**Your instructions**: Return each line containing "this".

[Start Extracted material]

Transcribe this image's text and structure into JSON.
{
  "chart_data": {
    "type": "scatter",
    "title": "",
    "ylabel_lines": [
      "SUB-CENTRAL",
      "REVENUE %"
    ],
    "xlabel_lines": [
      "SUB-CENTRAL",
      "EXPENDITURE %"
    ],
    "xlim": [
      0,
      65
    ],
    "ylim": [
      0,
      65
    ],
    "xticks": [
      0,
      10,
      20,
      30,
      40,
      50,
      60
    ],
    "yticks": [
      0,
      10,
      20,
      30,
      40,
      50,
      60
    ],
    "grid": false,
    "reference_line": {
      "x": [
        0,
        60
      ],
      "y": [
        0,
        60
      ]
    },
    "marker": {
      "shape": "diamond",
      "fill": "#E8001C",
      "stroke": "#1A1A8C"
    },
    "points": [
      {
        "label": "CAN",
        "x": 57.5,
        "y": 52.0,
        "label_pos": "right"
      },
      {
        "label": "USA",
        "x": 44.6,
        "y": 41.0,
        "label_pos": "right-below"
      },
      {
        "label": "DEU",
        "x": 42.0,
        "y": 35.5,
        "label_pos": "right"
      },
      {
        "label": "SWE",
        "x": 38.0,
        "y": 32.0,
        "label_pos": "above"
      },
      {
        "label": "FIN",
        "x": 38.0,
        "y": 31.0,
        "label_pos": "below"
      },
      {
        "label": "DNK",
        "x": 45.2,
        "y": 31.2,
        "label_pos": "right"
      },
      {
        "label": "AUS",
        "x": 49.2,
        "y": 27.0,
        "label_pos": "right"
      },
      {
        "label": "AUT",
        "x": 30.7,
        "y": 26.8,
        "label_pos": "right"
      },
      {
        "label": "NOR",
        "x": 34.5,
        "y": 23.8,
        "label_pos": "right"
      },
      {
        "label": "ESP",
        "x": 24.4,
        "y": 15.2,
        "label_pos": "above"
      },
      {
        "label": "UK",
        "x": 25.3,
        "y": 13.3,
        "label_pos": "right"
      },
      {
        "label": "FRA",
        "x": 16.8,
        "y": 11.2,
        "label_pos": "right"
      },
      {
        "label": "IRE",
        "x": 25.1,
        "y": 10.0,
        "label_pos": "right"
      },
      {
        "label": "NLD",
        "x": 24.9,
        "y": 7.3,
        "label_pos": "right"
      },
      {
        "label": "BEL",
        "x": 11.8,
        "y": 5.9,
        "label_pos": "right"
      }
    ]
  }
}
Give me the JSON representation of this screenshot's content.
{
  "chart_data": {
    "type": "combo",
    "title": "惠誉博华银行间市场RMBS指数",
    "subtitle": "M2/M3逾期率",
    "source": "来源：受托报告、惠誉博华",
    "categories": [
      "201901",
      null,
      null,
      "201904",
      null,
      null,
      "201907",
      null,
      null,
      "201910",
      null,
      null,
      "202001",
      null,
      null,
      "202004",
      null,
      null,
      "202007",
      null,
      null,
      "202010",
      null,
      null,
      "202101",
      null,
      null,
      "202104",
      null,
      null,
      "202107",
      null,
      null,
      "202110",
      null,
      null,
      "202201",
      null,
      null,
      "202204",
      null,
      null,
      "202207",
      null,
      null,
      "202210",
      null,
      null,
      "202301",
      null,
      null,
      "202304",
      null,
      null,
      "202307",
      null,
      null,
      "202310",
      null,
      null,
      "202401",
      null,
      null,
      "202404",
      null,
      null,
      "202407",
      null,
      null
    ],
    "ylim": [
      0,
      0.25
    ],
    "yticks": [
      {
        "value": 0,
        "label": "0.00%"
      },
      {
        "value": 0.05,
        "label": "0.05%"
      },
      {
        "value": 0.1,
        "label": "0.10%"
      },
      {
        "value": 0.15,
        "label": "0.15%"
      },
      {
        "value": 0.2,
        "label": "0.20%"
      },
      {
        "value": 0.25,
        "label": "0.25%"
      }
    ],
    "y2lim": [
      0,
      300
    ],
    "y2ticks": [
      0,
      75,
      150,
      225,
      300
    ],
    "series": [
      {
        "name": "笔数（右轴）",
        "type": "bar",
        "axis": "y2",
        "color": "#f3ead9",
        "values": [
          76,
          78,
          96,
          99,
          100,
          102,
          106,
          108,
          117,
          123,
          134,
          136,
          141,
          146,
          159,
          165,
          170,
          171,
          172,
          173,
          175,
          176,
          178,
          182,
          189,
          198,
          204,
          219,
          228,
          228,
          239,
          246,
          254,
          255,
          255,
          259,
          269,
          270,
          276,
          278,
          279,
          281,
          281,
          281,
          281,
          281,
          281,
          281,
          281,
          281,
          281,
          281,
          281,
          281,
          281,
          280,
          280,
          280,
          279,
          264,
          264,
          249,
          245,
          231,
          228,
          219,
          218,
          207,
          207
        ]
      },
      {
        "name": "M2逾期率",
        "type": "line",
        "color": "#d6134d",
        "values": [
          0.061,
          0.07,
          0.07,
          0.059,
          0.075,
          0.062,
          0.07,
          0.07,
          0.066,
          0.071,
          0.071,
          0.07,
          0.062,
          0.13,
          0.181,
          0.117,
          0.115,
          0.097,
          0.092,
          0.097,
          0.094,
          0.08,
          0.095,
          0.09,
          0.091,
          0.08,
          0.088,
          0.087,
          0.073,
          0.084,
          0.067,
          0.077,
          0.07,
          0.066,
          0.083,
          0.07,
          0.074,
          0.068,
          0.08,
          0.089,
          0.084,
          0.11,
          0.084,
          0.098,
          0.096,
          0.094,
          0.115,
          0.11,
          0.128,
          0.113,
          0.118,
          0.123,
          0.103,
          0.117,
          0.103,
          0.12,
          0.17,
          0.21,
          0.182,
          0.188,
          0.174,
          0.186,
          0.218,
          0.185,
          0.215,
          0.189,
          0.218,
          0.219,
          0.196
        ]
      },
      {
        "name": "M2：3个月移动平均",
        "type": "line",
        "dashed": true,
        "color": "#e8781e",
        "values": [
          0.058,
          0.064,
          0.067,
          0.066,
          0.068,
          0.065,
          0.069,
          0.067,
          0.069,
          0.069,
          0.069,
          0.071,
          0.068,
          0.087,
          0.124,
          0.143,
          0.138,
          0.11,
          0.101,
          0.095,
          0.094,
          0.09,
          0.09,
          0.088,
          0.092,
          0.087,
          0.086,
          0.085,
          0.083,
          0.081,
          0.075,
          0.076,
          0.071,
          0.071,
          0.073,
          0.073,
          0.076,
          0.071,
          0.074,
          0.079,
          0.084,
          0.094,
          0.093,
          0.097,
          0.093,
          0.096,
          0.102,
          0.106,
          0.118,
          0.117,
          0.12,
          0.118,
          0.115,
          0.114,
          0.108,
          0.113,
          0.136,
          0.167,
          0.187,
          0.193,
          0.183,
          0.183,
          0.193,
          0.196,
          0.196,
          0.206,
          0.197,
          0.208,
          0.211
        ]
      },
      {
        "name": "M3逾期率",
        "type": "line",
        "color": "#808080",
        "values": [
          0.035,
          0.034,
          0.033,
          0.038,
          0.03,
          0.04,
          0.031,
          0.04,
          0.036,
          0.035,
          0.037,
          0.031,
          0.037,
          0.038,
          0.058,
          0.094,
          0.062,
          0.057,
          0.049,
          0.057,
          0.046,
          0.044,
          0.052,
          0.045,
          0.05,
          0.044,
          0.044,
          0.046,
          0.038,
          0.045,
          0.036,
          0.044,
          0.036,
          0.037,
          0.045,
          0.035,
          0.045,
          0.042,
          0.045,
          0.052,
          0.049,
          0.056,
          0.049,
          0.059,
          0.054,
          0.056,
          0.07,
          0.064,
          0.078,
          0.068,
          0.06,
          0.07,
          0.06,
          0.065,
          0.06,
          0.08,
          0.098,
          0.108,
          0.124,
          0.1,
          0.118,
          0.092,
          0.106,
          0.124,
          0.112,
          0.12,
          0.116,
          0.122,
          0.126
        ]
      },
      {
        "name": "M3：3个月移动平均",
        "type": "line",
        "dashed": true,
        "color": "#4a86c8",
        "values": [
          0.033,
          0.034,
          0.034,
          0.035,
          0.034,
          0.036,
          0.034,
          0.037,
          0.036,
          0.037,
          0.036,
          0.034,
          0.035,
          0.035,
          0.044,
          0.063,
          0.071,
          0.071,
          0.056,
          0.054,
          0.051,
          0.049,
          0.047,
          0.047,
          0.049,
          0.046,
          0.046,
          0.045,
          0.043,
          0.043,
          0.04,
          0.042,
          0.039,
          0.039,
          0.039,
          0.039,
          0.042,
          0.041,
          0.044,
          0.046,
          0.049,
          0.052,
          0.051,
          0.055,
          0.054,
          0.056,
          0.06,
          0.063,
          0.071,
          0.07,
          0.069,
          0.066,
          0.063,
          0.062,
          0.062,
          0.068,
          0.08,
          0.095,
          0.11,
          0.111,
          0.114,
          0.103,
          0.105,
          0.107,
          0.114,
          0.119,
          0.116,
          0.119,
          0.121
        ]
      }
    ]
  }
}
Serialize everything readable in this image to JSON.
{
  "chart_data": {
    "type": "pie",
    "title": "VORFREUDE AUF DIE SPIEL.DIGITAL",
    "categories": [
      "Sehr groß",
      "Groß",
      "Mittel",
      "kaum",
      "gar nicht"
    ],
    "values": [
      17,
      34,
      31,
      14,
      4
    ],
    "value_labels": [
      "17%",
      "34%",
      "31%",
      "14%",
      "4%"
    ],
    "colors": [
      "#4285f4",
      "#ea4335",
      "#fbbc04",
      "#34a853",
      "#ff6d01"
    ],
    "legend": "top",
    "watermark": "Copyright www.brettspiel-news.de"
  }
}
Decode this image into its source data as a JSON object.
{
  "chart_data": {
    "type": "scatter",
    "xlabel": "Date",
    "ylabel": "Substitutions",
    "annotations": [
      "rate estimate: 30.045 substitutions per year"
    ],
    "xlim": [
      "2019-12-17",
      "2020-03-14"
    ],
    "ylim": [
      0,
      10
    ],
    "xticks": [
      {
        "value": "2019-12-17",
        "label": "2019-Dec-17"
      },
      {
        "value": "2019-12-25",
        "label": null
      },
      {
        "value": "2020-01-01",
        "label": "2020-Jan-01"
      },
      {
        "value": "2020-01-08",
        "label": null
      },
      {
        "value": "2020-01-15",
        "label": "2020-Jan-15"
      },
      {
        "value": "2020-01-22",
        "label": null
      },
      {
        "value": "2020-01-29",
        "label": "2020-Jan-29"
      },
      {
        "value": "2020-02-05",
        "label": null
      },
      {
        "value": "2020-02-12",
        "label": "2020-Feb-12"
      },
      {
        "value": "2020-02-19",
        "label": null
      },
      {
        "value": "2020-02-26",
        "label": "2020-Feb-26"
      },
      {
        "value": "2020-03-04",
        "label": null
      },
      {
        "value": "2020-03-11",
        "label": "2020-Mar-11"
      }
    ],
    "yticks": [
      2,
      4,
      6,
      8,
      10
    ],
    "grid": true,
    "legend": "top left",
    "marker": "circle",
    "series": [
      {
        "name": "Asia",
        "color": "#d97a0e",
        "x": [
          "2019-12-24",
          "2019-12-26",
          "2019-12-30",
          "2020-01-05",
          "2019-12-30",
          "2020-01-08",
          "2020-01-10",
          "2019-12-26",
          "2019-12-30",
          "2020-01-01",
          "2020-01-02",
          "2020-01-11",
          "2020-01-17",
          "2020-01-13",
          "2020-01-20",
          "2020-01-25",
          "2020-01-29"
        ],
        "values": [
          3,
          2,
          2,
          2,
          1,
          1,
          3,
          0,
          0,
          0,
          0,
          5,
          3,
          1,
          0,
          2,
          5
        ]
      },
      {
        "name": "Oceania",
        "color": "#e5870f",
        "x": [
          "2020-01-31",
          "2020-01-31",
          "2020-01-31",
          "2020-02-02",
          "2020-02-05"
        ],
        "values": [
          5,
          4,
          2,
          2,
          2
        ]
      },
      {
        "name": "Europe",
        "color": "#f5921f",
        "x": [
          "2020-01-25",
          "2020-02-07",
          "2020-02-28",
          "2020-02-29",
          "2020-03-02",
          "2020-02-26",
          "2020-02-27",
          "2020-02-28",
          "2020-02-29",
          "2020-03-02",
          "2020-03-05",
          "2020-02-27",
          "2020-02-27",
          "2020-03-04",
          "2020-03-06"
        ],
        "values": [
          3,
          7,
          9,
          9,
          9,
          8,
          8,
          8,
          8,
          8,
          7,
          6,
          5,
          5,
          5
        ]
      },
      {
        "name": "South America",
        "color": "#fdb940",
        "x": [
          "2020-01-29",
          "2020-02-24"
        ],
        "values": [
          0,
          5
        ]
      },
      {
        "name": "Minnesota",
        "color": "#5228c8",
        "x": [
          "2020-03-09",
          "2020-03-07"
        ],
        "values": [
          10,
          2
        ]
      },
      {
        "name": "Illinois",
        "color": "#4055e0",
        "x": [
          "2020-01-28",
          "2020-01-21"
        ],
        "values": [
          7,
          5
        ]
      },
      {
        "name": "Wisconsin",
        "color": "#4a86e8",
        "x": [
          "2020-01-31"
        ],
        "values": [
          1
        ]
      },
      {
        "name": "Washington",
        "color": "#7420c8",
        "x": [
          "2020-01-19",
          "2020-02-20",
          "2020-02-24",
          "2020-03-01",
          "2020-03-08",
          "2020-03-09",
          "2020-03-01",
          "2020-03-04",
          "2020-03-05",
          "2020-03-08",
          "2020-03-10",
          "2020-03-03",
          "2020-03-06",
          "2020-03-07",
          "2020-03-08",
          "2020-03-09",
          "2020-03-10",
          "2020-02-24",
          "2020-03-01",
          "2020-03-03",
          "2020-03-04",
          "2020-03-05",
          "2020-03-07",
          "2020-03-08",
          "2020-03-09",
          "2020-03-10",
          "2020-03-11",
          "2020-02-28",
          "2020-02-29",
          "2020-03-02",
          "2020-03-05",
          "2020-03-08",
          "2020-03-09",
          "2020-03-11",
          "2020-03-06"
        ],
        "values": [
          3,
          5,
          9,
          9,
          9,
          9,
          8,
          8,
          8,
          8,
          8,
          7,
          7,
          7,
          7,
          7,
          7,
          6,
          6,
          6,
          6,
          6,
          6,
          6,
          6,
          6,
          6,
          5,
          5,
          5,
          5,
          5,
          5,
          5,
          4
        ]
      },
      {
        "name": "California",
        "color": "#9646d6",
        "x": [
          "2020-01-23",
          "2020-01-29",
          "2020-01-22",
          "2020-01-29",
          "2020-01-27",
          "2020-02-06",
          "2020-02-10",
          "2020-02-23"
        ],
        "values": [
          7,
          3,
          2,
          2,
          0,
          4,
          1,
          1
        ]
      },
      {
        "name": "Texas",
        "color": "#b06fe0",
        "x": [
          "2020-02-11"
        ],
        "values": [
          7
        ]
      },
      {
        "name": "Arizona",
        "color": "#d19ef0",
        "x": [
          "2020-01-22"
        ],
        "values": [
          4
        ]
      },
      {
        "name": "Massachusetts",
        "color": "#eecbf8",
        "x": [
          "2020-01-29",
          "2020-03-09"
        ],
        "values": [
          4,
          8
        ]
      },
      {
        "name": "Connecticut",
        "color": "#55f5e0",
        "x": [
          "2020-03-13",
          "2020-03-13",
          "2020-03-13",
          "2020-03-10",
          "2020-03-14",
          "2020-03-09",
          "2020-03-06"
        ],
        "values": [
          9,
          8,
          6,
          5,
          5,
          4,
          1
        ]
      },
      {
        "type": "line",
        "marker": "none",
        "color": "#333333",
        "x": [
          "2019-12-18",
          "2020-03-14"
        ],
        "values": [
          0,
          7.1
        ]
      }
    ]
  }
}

[End Extracted material]

**Answer to the task**:
Transcribe this image's text and structure into JSON.
Give me the JSON representation of this screenshot's content.
Serialize everything readable in this image to JSON.
Decode this image into its source data as a JSON object.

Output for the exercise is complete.